*Extract:*
*** Begin section ***
I spent some of Friday night hacking on rewriting my music queuing webapp from Catalyst (which I wrote it in ages ago, before I discovered Dancer).
It only took a couple of hours of easy and actually fairly enjoyable coding to get it all ported over, and in the process I released two Dancer plugins – Dancer::Plugin::MPD to handle easily getting a working MPD connection, and Dancer::Plugin::DebugDump to easily dump objects and data structures to the debug log to simplify development.
This time round, the code is up on GitHub – DancerJukebox on GitHub. I never released the previous code, it was developed in a private Subversion repository, and I was never happy enough with it to release it.
The basic idea is that you fill the playlist with decent music and leave MPD playing on random. If people want to hear specific songs, they can use the web app to search for whatever they want and add them to a queue.
A separate process watches MPD’s playback, and when it’s almost at the end of a song, if there’s any requests waiting, it picks one at random and plays it. In the old version, this was a separate script which needed to be started individually, but now, the Dancer app simply forks off a new process to run that code.
Writing this in Dancer, using the plugin I wrote, meant things could be as simple as, e.g.:
get '/control/skip' => sub { mpd->next; redirect '/'; };
get '/control/play/:id' => sub { mpd->play(params->{id}); redirect '/'; };
That’s what I call clean and easy :)
I also added a very basic “admin” section to be used from my Android phone, allowing me to skip the playing song and remove requests from the queue in case anyone requests anything silly that I don’t want played, but didn’t actually use it. It only took a couple of minutes to add that feature, though!
The new DancerJukebox already proved itself at a party on Saturday, and will probably see use at New Year’s Eve too.
I’ve just remembered that now I just need to try to remember where I found the turntable image I used as a page background – I didn’t bother asking for approval since it was something only used in my home and not realised, but now I’m releasing the code I ought to find out, and replace it with something offered under a CC licence if the owner objects to its use in this way.
I’ll probably write a little more about the two plugins in a separate post (even though they are rather simple), as I need to get blogging more again!
*** End section ***
*The problem:*
Which named days or dated occasions does the post on rewriting the jukebox webapp mention?

*Extracted entries:*
*** Begin section ***
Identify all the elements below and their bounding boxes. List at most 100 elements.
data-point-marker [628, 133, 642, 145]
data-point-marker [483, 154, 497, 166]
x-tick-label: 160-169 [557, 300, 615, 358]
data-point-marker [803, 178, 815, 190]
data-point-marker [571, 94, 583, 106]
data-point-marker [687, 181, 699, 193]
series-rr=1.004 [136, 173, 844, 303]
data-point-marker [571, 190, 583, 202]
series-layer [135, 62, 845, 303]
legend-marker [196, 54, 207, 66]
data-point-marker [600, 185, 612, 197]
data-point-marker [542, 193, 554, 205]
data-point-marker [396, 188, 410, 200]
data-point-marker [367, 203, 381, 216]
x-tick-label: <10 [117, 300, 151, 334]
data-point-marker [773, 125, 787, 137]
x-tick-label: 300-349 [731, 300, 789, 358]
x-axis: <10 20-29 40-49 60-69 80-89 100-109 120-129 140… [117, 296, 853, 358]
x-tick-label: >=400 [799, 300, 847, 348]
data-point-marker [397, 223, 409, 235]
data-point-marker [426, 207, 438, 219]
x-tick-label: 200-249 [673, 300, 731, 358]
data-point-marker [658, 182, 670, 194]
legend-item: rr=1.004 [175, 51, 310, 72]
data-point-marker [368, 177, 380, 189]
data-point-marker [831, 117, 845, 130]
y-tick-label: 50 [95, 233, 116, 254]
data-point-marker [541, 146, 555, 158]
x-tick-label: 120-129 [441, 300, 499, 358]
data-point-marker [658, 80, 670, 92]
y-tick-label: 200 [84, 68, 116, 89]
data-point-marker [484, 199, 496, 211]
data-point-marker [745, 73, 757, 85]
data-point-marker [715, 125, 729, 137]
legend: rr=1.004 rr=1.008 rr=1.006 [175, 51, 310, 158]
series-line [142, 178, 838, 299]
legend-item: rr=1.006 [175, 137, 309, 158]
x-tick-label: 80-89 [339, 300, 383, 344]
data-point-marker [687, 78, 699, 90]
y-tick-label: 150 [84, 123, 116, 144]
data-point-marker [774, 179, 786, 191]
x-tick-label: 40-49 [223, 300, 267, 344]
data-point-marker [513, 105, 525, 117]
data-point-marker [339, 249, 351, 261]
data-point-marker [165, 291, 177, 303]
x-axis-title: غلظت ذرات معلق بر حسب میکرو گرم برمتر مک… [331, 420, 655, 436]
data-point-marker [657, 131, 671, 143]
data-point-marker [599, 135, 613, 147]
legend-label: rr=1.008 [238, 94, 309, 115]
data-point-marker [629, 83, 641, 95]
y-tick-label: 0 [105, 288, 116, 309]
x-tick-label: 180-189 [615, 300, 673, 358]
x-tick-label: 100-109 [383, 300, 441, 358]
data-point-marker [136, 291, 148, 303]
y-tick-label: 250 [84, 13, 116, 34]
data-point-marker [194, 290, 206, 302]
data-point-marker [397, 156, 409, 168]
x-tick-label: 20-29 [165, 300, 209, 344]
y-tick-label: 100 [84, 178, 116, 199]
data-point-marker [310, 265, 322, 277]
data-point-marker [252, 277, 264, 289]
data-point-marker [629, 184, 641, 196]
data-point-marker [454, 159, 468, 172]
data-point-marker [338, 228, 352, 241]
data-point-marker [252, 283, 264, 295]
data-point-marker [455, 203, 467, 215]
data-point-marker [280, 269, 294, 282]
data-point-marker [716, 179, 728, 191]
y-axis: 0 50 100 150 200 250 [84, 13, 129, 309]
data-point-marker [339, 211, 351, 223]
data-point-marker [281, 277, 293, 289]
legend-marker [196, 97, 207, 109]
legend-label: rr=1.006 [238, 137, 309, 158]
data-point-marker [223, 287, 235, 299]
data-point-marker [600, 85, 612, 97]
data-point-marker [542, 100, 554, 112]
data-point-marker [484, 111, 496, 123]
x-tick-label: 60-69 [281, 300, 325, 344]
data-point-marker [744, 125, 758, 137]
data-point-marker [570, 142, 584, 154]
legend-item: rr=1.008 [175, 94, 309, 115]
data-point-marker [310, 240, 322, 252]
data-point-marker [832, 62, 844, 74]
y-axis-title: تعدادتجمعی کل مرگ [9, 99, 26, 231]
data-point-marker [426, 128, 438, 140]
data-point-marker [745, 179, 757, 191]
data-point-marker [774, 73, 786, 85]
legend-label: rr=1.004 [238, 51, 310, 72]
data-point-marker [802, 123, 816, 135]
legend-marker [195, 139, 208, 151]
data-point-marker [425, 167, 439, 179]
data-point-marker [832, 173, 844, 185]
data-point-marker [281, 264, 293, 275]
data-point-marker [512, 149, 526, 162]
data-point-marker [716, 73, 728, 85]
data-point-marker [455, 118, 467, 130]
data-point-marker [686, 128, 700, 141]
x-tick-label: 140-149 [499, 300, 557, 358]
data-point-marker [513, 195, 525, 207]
*** End section ***
*Completed exercise:*
- Friday night
- Saturday
- New Year's Eve